● SHORT EXERCISE
Each entry below is to be transcribed exactly.

● DATA EXCERPTS
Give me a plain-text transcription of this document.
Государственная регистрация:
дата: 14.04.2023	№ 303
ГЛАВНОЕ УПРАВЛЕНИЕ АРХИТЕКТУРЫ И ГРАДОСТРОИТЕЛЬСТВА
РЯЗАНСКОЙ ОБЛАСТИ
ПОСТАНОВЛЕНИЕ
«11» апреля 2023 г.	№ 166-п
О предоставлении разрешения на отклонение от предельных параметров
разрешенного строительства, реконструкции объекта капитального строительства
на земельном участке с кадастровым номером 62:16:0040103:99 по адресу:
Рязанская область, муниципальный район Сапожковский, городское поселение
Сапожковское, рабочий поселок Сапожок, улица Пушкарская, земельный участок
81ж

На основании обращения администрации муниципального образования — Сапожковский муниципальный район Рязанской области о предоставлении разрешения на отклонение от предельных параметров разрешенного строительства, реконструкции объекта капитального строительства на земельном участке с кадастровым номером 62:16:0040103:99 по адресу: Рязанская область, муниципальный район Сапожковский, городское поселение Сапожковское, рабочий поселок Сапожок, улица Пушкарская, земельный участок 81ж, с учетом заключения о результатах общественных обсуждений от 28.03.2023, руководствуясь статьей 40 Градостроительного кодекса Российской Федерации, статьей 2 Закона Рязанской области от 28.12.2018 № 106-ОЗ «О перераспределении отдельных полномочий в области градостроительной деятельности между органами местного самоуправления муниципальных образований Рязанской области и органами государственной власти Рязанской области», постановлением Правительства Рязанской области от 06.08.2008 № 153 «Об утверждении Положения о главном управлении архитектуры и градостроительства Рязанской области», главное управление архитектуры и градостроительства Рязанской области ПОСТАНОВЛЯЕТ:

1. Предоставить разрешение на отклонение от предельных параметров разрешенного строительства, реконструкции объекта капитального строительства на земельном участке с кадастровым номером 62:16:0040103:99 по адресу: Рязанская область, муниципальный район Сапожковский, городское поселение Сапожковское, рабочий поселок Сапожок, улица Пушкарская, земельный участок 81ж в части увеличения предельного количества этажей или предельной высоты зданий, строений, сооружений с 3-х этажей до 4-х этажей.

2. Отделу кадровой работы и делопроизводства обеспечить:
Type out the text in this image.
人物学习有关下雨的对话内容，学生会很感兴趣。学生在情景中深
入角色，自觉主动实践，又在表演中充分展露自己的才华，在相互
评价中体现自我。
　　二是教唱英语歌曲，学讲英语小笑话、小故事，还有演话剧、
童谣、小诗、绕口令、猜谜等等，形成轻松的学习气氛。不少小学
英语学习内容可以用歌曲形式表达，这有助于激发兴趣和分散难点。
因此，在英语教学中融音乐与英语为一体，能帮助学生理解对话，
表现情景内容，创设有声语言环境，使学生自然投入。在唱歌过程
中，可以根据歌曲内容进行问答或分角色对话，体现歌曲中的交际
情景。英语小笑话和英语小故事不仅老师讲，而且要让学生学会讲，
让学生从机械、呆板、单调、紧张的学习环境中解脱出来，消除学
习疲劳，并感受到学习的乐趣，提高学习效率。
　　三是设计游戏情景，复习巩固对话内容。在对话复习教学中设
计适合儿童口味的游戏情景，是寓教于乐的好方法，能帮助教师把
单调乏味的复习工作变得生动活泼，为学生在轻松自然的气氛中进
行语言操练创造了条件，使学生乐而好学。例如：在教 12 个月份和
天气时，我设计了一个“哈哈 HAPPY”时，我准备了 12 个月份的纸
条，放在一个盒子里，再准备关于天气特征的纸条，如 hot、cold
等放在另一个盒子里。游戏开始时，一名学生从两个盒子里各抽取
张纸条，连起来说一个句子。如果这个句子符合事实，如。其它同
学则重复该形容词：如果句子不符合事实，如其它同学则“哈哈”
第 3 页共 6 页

● SOLUTION
Give me a plain-text transcription of this document.
Государственная регистрация:
дата: 14.04.2023	№ 303
ГЛАВНОЕ УПРАВЛЕНИЕ АРХИТЕКТУРЫ И ГРАДОСТРОИТЕЛЬСТВА
РЯЗАНСКОЙ ОБЛАСТИ
ПОСТАНОВЛЕНИЕ
«11» апреля 2023 г.	№ 166-п
О предоставлении разрешения на отклонение от предельных параметров
разрешенного строительства, реконструкции объекта капитального строительства
на земельном участке с кадастровым номером 62:16:0040103:99 по адресу:
Рязанская область, муниципальный район Сапожковский, городское поселение
Сапожковское, рабочий поселок Сапожок, улица Пушкарская, земельный участок
81ж

На основании обращения администрации муниципального образования — Сапожковский муниципальный район Рязанской области о предоставлении разрешения на отклонение от предельных параметров разрешенного строительства, реконструкции объекта капитального строительства на земельном участке с кадастровым номером 62:16:0040103:99 по адресу: Рязанская область, муниципальный район Сапожковский, городское поселение Сапожковское, рабочий поселок Сапожок, улица Пушкарская, земельный участок 81ж, с учетом заключения о результатах общественных обсуждений от 28.03.2023, руководствуясь статьей 40 Градостроительного кодекса Российской Федерации, статьей 2 Закона Рязанской области от 28.12.2018 № 106-ОЗ «О перераспределении отдельных полномочий в области градостроительной деятельности между органами местного самоуправления муниципальных образований Рязанской области и органами государственной власти Рязанской области», постановлением Правительства Рязанской области от 06.08.2008 № 153 «Об утверждении Положения о главном управлении архитектуры и градостроительства Рязанской области», главное управление архитектуры и градостроительства Рязанской области ПОСТАНОВЛЯЕТ:

1. Предоставить разрешение на отклонение от предельных параметров разрешенного строительства, реконструкции объекта капитального строительства на земельном участке с кадастровым номером 62:16:0040103:99 по адресу: Рязанская область, муниципальный район Сапожковский, городское поселение Сапожковское, рабочий поселок Сапожок, улица Пушкарская, земельный участок 81ж в части увеличения предельного количества этажей или предельной высоты зданий, строений, сооружений с 3-х этажей до 4-х этажей.

2. Отделу кадровой работы и делопроизводства обеспечить:
Type out the text in this image.
人物学习有关下雨的对话内容，学生会很感兴趣。学生在情景中深
入角色，自觉主动实践，又在表演中充分展露自己的才华，在相互
评价中体现自我。
　　二是教唱英语歌曲，学讲英语小笑话、小故事，还有演话剧、
童谣、小诗、绕口令、猜谜等等，形成轻松的学习气氛。不少小学
英语学习内容可以用歌曲形式表达，这有助于激发兴趣和分散难点。
因此，在英语教学中融音乐与英语为一体，能帮助学生理解对话，
表现情景内容，创设有声语言环境，使学生自然投入。在唱歌过程
中，可以根据歌曲内容进行问答或分角色对话，体现歌曲中的交际
情景。英语小笑话和英语小故事不仅老师讲，而且要让学生学会讲，
让学生从机械、呆板、单调、紧张的学习环境中解脱出来，消除学
习疲劳，并感受到学习的乐趣，提高学习效率。
　　三是设计游戏情景，复习巩固对话内容。在对话复习教学中设
计适合儿童口味的游戏情景，是寓教于乐的好方法，能帮助教师把
单调乏味的复习工作变得生动活泼，为学生在轻松自然的气氛中进
行语言操练创造了条件，使学生乐而好学。例如：在教 12 个月份和
天气时，我设计了一个“哈哈 HAPPY”时，我准备了 12 个月份的纸
条，放在一个盒子里，再准备关于天气特征的纸条，如 hot、cold
等放在另一个盒子里。游戏开始时，一名学生从两个盒子里各抽取
张纸条，连起来说一个句子。如果这个句子符合事实，如。其它同
学则重复该形容词：如果句子不符合事实，如其它同学则“哈哈”
第 3 页共 6 页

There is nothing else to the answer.